### What you have to do
Count the lines below that contain the word "title". Give only the number.

::: Record set

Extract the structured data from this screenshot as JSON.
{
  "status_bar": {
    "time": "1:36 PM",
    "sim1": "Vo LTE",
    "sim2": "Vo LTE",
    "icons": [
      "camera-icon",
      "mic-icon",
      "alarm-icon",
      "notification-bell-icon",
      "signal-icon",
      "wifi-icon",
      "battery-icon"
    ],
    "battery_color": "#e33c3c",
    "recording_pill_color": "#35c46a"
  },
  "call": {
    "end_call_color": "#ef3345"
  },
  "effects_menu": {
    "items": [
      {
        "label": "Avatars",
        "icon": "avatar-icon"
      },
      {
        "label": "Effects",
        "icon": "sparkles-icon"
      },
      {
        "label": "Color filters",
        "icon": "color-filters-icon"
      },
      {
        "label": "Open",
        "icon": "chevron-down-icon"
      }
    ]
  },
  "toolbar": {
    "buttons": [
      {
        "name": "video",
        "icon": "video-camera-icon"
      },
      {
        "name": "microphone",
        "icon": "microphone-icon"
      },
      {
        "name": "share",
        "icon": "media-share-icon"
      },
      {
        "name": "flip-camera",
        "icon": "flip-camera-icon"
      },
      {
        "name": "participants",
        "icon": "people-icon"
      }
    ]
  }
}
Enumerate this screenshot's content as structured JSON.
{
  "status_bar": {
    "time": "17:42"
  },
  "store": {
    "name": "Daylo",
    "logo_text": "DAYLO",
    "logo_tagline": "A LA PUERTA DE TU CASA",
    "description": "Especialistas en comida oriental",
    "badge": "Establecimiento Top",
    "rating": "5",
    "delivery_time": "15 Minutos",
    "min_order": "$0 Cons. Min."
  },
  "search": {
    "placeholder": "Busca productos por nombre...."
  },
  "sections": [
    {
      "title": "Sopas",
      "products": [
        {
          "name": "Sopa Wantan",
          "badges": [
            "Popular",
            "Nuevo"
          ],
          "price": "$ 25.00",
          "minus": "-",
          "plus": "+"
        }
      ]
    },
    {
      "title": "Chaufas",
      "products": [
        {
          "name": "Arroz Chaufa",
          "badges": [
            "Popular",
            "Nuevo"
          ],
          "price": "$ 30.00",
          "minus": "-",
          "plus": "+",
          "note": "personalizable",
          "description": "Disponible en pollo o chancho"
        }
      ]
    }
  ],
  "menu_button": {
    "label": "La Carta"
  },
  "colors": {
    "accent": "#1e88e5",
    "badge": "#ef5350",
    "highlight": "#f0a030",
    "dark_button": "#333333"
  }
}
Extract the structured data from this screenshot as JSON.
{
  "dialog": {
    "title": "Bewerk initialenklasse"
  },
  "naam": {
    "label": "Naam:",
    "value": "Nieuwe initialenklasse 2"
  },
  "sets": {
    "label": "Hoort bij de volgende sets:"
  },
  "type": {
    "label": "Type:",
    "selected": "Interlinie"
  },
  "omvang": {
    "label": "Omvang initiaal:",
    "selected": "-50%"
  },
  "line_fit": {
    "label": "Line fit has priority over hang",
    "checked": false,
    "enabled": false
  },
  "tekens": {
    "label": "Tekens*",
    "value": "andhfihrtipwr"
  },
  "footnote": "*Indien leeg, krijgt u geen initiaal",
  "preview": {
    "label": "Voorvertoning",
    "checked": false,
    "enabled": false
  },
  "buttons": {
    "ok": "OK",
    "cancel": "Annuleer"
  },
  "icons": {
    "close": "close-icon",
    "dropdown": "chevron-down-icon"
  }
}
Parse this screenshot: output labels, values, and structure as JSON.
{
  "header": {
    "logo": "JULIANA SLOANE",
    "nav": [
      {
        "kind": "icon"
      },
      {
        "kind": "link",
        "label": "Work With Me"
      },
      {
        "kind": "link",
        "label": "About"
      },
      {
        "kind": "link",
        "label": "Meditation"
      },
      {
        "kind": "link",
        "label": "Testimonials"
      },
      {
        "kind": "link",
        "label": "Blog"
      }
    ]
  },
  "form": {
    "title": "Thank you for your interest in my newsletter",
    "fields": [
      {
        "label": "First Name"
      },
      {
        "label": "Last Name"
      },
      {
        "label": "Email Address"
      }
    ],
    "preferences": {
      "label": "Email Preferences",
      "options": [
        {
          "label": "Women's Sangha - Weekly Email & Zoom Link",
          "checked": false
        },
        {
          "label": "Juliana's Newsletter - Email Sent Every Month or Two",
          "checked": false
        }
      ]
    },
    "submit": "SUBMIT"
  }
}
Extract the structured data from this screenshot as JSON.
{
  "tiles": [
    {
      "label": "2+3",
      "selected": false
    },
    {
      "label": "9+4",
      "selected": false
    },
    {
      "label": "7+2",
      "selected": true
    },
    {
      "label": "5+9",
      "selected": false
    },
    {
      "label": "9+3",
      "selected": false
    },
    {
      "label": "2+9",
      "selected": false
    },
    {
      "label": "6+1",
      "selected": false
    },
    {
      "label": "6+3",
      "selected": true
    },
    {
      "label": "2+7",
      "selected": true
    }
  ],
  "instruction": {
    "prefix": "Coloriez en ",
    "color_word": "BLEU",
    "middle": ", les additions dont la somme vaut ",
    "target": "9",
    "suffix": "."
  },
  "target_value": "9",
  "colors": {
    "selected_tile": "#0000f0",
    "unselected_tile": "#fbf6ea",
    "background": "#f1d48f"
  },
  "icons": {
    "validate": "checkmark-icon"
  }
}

::::::

### Reply to the exercise
4